Passage shown –
══════════

The poetry reading was great!

It had two unexpected after-effects on me, though. One was that it was amazingly energizing, launching me on manic binges of answering email and vacuuming. It felt…unusual…but good.

The other was that a fully formed poem woke me up in the middle of the night. No context. I didn’t even dream that I was writing a poem. Now that experience is a first! It wasn’t as startling as the tale of the weird surroundings and talking dog, but pretty close. I wrote it down.

Hey Pat, just a crust.
Just a crust, or maybe the whole loaf –
Either way, it’s mine!

I don’t know who Pat is, but I do know that Pat and the One Who Speaks are both males. I’m not sure if the title is “Capitalism” or “Avarice.” I’m leaning toward “Avarice.”

Denial as a Protective Reaction

I have come to a place where I sort of like it when I go into denial. When I first started on this roller coaster, denial made me frantic. “No, don’t be silly. That didn’t happen to me. No way could that have been going on in my family. It’s just totally out of character!!!” Followed by, “Well, if it didn’t happen, what the hell explains all this?” “I need an explanation! I need it now! But it can’t be ritual abuse, because that is ridiculous.” I was wrestling with the denial and feeling more and more panicky.

══════════

Task set –
a - Which title for the poem is the writer of the passage leaning toward?
b - Return the portion of the passage starting at "It had two unexpected" and ending at "just a crust.".

Page segmentation data
══════════

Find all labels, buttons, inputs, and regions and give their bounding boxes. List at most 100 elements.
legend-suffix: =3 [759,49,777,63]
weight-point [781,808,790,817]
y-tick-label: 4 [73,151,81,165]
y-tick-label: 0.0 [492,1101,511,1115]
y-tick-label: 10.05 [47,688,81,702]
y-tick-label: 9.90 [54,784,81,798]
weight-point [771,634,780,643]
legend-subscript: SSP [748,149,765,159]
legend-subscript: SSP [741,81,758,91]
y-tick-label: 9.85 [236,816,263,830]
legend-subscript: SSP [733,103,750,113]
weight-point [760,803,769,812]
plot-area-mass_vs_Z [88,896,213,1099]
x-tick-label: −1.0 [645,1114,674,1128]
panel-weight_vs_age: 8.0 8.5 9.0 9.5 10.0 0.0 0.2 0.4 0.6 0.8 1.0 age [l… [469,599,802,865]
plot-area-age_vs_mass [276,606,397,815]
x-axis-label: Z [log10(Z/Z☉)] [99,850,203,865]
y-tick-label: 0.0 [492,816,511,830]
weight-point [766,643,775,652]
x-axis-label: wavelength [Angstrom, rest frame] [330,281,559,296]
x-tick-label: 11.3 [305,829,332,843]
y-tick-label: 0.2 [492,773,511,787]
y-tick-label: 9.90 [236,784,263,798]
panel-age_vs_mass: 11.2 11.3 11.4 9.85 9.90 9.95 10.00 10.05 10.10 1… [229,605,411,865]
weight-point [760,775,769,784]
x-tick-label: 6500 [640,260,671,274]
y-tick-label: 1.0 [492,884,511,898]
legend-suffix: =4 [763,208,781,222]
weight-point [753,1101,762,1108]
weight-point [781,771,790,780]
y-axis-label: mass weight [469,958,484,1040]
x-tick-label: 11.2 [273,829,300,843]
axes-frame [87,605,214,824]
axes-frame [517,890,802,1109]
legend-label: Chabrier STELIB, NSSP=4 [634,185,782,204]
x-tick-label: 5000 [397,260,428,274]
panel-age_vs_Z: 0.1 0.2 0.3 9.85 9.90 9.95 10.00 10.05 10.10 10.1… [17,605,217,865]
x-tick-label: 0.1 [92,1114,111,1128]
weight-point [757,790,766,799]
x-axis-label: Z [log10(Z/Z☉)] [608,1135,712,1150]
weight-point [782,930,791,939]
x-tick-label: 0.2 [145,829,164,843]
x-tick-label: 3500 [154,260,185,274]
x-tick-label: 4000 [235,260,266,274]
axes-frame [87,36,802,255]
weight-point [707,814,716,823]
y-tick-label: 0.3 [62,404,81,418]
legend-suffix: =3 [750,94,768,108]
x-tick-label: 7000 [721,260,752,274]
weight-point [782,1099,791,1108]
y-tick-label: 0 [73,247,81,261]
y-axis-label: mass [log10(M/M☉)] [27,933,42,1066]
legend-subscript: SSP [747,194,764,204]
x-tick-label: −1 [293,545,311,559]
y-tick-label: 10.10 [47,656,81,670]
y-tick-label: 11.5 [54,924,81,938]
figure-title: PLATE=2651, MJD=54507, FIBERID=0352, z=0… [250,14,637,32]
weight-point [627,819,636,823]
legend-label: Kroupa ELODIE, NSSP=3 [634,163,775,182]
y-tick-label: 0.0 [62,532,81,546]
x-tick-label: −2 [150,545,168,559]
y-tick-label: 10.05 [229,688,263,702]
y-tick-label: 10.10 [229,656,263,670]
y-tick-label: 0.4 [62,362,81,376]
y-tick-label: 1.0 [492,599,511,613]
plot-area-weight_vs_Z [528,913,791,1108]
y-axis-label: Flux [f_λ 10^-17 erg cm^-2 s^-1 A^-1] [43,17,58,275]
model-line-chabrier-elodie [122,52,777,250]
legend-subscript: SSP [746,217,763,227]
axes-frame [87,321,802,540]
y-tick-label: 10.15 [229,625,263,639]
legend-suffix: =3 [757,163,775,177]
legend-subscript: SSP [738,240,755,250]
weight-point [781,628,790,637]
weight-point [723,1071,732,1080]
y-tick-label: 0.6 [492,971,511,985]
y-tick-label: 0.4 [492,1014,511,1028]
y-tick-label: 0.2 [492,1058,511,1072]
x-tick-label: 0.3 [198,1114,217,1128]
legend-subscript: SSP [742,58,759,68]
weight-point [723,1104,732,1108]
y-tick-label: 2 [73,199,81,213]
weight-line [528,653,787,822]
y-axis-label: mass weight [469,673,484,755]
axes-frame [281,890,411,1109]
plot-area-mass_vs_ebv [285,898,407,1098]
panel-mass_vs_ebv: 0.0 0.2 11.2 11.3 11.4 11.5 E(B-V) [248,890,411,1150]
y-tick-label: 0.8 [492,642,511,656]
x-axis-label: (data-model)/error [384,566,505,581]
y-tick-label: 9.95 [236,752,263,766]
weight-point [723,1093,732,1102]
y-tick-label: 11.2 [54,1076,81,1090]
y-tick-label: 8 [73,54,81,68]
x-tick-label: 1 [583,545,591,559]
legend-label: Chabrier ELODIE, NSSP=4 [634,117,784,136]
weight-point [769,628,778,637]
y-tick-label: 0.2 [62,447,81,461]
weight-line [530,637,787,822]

══════════

Responses in order –
a - "Avarice."

b -
It had two unexpected after-effects on me, though. One was that it was amazingly energizing, launching me on manic binges of answering email and vacuuming. It felt…unusual…but good.

The other was that a fully formed poem woke me up in the middle of the night. No context. I didn’t even dream that I was writing a poem. Now that experience is a first! It wasn’t as startling as the tale of the weird surroundings and talking dog, but pretty close. I wrote it down.

Hey Pat, just a crust.